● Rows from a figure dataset
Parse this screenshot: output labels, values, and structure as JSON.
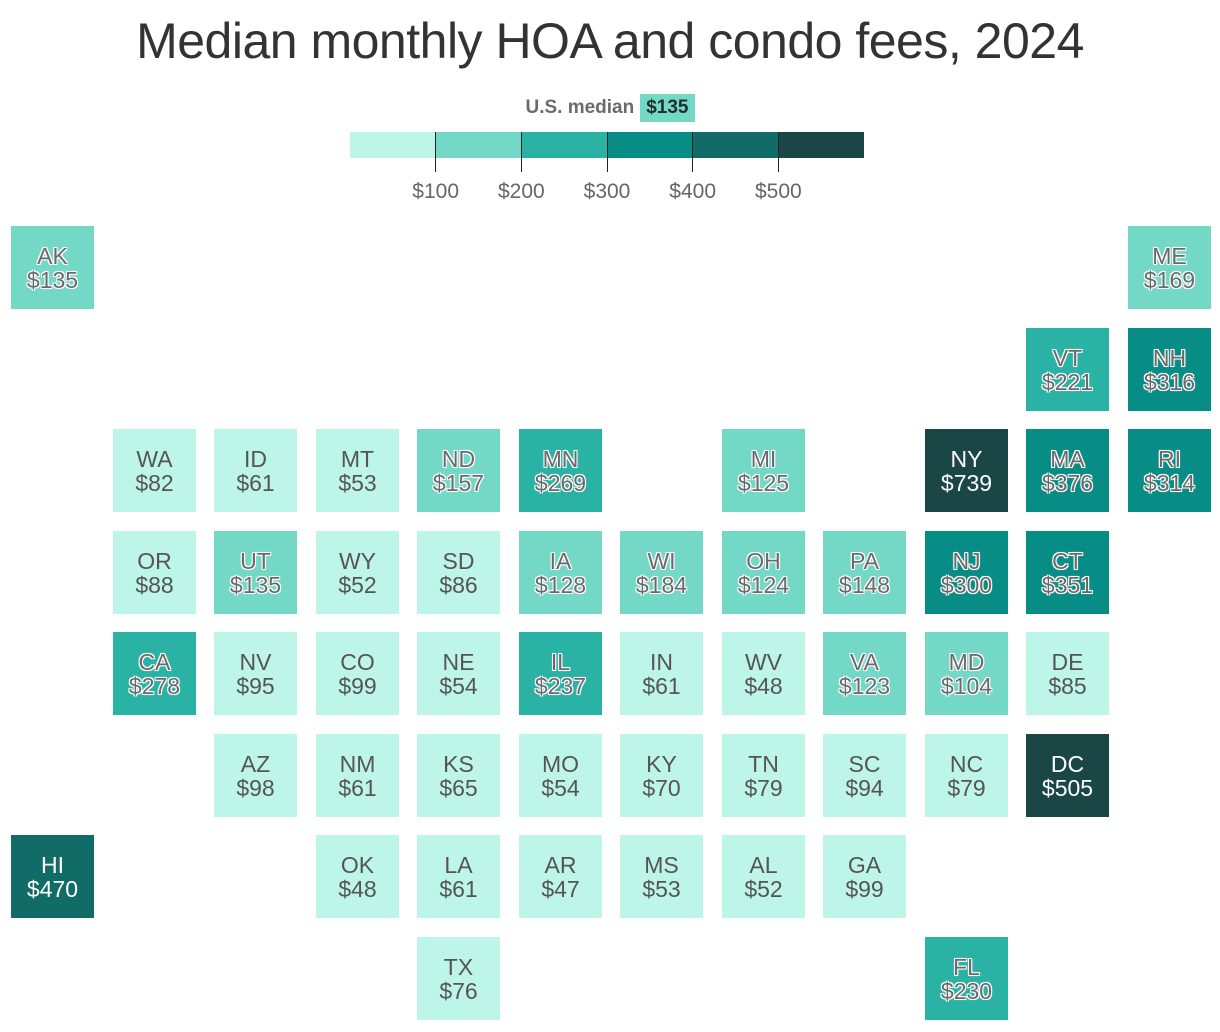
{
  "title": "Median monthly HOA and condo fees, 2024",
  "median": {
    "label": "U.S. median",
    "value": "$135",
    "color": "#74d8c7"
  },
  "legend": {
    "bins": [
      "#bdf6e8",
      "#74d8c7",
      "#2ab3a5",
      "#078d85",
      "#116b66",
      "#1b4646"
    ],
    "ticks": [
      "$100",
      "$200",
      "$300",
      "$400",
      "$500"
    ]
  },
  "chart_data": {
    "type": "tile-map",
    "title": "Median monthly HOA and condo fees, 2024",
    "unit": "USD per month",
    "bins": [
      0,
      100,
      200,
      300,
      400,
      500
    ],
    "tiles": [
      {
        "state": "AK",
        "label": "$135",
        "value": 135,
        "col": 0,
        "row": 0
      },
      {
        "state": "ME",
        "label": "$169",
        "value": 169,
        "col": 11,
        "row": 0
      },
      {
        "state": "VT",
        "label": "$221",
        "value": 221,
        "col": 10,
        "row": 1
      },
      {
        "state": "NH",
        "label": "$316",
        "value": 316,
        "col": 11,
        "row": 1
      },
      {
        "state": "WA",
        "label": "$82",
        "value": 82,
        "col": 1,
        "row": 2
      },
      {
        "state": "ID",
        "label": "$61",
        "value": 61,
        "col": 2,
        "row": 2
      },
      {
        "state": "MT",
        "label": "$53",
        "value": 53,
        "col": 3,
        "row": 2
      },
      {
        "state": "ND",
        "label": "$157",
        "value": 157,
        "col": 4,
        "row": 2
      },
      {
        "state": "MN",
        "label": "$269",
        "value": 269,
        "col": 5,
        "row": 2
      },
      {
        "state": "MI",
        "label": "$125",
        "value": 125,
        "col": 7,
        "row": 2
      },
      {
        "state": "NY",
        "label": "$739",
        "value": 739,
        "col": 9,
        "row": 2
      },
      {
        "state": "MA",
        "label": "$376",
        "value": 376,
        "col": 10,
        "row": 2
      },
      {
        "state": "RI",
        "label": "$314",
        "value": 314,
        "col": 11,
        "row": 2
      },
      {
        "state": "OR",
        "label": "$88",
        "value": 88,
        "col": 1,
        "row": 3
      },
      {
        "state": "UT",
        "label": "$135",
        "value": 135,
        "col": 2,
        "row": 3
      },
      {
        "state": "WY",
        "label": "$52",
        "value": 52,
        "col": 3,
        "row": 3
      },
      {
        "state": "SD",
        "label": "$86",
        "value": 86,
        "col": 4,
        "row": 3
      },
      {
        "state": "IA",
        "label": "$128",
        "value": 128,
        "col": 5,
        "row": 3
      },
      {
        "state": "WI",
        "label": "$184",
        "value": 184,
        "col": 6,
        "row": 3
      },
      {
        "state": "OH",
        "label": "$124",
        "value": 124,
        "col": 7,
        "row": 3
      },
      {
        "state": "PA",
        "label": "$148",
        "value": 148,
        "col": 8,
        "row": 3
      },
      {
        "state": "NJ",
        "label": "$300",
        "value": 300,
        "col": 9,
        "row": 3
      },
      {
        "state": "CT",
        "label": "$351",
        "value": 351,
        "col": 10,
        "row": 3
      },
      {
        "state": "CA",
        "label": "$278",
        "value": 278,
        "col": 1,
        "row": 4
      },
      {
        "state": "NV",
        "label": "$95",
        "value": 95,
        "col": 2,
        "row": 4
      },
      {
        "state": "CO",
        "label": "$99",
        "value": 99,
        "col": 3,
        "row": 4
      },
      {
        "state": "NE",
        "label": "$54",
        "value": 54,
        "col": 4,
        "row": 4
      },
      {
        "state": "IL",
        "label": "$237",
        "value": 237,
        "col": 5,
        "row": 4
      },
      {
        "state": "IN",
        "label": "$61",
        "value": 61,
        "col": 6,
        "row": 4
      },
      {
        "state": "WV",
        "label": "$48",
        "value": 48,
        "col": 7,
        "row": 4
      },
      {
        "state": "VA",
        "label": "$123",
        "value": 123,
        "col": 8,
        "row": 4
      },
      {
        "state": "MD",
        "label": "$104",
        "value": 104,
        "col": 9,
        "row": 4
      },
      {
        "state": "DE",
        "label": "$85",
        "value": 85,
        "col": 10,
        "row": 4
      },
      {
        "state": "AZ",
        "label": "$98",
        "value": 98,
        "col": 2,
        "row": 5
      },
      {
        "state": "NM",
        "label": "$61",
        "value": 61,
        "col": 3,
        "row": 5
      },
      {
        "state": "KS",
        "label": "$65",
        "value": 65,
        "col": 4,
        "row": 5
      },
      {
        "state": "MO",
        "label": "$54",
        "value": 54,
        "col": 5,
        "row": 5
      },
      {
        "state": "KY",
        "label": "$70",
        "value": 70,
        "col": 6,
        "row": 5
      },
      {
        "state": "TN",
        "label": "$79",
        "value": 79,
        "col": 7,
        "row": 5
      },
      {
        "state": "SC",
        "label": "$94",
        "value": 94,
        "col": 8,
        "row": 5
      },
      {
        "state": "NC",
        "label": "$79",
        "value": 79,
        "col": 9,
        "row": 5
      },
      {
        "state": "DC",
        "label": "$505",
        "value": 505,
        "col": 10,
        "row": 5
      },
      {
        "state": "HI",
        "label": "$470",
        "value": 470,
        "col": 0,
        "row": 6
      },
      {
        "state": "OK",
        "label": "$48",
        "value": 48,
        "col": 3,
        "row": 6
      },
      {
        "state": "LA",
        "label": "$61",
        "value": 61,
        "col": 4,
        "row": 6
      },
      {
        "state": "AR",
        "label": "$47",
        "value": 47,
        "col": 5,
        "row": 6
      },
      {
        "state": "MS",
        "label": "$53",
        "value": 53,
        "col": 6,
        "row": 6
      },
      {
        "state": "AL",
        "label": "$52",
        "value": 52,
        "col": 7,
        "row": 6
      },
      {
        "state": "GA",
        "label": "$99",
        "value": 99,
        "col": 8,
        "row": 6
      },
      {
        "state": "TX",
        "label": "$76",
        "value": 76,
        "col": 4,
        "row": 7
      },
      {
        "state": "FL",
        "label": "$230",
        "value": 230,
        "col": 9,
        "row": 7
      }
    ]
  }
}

● Directions
Of the lines in the material, how many hold the word "monthly"? Reply with the number only.

● Answer for this exercise
2